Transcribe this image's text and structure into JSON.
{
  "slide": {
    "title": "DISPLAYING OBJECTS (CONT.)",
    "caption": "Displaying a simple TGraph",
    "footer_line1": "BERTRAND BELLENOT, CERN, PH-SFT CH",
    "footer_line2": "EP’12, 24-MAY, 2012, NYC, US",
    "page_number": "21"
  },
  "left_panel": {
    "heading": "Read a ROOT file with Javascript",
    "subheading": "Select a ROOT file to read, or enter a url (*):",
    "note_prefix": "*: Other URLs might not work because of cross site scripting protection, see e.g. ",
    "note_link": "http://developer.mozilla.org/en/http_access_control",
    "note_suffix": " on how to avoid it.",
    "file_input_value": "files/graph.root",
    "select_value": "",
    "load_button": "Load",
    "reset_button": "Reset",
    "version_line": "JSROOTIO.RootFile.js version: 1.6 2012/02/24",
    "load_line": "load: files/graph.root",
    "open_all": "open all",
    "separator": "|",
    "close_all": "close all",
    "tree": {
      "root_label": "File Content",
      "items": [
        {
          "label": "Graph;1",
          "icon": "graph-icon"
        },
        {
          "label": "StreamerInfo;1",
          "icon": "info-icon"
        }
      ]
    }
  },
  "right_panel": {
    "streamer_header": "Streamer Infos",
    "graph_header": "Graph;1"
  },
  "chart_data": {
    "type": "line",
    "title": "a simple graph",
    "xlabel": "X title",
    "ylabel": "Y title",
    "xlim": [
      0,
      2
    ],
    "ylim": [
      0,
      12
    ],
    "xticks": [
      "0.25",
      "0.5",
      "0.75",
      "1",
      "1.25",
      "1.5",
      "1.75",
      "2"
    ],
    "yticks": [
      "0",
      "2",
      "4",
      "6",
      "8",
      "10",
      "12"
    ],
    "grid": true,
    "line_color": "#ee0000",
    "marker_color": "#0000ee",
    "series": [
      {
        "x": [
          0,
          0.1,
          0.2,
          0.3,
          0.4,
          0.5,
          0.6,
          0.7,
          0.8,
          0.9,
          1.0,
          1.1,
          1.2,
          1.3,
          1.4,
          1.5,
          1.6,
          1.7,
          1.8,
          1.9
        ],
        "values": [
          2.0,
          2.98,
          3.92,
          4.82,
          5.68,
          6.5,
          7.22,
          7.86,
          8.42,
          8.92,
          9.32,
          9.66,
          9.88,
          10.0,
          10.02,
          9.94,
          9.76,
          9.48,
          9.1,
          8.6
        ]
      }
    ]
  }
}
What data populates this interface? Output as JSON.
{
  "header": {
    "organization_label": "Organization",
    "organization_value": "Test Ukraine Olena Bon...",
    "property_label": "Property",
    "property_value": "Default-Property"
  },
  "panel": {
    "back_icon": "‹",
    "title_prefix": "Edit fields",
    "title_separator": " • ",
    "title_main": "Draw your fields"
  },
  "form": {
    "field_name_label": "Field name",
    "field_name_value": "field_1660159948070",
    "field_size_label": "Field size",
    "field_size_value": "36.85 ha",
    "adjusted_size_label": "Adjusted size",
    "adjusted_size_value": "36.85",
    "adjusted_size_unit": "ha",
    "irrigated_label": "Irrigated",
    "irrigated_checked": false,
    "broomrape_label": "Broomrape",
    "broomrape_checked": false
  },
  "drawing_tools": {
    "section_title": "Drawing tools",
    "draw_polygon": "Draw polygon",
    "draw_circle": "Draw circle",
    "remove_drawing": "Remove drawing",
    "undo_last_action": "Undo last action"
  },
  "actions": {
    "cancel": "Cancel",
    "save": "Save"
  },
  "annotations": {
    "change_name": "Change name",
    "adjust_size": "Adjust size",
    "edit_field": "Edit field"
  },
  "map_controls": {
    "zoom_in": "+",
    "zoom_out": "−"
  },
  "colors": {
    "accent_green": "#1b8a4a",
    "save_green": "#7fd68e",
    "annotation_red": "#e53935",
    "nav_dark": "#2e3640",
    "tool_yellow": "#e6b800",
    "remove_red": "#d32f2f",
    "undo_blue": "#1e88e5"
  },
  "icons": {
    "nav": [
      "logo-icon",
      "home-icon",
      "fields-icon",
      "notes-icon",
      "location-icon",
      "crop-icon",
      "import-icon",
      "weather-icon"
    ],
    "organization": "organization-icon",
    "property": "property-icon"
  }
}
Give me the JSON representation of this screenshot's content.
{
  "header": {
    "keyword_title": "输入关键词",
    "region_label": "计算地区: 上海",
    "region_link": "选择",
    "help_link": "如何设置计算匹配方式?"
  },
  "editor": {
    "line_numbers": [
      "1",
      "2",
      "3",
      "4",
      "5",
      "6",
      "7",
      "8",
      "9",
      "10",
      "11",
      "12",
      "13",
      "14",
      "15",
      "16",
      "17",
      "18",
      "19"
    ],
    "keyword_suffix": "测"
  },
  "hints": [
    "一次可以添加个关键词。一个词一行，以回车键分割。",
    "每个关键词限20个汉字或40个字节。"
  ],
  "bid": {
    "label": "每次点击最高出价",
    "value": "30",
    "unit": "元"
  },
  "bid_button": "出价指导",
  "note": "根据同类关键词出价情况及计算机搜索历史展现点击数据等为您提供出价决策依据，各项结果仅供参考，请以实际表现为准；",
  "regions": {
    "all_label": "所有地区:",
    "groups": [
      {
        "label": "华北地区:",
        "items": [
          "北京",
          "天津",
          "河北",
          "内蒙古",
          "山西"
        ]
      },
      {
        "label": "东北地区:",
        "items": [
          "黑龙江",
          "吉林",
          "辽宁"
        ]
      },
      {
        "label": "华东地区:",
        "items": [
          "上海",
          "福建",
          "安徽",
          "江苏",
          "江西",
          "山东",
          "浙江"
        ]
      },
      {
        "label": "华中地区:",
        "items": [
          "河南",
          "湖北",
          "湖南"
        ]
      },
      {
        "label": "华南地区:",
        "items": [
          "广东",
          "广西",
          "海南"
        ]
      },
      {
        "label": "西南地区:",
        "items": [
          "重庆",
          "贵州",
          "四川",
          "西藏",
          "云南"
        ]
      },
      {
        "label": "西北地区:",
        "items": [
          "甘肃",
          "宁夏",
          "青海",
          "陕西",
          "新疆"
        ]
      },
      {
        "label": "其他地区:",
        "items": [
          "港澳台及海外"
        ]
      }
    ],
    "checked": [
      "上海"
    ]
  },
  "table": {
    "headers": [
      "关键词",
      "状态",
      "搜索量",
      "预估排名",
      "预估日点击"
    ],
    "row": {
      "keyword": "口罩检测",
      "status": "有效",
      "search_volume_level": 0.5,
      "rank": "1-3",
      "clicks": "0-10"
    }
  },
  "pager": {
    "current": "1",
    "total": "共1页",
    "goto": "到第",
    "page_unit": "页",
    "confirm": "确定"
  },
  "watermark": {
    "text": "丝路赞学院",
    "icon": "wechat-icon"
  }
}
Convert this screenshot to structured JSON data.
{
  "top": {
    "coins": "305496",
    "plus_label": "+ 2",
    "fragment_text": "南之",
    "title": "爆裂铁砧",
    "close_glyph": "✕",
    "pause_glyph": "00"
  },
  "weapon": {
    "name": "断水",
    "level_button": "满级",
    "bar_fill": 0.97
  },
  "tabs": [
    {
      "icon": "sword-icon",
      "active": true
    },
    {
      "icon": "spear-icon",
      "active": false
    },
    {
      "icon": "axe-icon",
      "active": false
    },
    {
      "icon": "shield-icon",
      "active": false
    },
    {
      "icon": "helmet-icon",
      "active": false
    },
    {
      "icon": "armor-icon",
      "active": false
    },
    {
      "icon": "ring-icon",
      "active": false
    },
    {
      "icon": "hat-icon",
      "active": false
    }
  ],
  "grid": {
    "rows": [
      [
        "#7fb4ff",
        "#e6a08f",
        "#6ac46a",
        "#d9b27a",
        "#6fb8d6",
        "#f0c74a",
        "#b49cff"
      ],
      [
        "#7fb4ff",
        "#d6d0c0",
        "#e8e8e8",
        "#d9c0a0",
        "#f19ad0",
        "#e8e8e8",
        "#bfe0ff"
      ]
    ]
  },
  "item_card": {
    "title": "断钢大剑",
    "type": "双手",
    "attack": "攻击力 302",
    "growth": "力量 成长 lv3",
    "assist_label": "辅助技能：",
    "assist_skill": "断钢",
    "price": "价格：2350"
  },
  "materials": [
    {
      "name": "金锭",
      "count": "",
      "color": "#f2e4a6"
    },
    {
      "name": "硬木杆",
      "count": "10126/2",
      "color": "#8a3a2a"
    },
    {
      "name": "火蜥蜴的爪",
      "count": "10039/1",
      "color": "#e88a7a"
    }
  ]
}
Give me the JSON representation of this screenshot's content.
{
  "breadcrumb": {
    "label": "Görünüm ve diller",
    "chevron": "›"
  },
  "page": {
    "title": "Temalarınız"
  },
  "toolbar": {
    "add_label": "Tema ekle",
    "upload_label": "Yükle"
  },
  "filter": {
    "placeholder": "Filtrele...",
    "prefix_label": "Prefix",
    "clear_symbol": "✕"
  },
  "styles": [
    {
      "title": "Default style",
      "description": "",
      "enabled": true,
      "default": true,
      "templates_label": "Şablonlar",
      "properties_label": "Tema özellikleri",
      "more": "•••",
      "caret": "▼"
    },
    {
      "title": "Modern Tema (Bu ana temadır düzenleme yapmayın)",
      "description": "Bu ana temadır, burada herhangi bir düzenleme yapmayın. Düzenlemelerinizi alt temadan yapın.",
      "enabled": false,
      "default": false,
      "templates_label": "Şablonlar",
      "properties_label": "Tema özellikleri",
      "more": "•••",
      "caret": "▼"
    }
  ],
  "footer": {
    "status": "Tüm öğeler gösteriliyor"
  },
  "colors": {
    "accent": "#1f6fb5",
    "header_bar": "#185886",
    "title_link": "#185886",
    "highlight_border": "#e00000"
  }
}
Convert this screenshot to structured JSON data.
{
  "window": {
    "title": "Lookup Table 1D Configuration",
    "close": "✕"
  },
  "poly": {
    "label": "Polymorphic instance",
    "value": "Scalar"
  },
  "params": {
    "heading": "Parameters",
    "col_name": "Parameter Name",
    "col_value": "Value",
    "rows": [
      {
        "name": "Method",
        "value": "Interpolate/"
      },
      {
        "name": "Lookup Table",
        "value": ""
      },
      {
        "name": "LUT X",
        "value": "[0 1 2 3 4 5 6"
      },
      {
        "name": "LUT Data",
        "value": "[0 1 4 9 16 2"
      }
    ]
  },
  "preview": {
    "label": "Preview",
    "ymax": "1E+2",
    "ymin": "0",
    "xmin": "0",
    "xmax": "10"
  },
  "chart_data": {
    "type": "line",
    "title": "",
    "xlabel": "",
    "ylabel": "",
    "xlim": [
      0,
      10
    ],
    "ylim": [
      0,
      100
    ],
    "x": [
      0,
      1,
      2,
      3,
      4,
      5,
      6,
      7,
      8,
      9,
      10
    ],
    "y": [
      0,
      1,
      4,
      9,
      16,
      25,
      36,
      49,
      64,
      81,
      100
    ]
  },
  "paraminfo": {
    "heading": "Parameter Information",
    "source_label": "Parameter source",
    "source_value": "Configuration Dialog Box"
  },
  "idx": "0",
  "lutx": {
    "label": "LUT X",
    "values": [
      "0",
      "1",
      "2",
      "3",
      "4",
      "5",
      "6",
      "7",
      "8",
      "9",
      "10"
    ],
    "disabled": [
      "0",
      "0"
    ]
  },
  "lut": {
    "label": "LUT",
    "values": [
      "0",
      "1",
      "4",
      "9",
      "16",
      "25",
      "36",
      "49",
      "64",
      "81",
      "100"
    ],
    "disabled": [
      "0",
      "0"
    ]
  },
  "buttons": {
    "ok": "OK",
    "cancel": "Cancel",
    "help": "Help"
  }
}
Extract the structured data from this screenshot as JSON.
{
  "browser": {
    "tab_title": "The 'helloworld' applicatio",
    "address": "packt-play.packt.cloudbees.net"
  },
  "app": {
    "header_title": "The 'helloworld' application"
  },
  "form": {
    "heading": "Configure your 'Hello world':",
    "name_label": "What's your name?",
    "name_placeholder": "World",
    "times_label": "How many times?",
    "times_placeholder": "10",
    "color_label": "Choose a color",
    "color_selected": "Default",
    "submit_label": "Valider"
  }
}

....

» TASK GOAL
Write out once more the lines above beginning at the line with "Extract the structured"; continue through the final line and stop there.

» WRITTEN SOLUTION
Extract the structured data from this screenshot as JSON.
{
  "browser": {
    "tab_title": "The 'helloworld' applicatio",
    "address": "packt-play.packt.cloudbees.net"
  },
  "app": {
    "header_title": "The 'helloworld' application"
  },
  "form": {
    "heading": "Configure your 'Hello world':",
    "name_label": "What's your name?",
    "name_placeholder": "World",
    "times_label": "How many times?",
    "times_placeholder": "10",
    "color_label": "Choose a color",
    "color_selected": "Default",
    "submit_label": "Valider"
  }
}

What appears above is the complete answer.